### Brief
Locate the word "document" in the data below, then copy every line that holds it.

### Given entries

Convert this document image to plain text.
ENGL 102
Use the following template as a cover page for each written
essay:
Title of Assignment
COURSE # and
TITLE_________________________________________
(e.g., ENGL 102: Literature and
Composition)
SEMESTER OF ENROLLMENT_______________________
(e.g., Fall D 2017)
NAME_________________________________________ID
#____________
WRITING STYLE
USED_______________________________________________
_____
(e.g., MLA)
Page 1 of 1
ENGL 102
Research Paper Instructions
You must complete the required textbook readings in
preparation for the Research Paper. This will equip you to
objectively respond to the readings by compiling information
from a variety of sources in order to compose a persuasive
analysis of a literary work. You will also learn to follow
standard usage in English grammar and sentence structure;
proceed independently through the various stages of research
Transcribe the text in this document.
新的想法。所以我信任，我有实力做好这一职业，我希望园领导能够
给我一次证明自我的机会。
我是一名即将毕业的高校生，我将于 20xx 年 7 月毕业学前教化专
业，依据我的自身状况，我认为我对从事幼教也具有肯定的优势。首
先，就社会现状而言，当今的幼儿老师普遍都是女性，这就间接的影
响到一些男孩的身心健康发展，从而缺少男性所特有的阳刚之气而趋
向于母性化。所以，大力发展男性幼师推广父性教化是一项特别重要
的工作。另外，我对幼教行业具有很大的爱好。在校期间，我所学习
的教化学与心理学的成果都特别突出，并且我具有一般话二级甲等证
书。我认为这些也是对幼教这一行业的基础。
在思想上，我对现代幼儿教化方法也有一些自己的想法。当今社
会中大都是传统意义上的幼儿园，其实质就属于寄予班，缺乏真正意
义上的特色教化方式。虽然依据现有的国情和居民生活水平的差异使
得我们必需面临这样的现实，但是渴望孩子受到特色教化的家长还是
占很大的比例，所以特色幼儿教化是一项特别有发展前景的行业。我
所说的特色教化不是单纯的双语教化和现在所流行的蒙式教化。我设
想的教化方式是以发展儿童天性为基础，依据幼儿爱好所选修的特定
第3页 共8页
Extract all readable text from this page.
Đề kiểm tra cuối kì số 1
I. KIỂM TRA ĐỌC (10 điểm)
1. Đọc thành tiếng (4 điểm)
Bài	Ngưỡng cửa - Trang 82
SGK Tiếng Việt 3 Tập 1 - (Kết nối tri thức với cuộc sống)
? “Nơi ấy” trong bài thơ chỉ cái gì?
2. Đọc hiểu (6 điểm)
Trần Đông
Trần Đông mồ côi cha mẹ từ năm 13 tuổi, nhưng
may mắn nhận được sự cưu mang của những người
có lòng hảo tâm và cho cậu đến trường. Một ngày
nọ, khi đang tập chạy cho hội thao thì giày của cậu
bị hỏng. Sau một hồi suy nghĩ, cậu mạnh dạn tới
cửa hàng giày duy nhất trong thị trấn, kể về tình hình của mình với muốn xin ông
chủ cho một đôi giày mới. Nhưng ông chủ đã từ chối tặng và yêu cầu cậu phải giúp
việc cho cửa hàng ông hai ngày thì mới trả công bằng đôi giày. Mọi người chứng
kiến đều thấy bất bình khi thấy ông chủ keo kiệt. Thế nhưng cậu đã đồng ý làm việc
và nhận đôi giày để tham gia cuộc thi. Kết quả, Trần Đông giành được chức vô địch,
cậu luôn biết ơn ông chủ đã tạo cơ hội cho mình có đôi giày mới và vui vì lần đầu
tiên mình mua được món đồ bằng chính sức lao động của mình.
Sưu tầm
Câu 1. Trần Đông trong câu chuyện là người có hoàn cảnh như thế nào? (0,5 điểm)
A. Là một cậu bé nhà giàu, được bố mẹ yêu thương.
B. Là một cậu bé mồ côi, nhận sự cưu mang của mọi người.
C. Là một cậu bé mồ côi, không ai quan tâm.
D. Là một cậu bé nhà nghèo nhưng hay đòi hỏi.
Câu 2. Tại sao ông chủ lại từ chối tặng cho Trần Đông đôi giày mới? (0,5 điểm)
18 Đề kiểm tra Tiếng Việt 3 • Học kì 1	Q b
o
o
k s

### Answer to this exercise
Convert this document image to plain text.
Transcribe the text in this document.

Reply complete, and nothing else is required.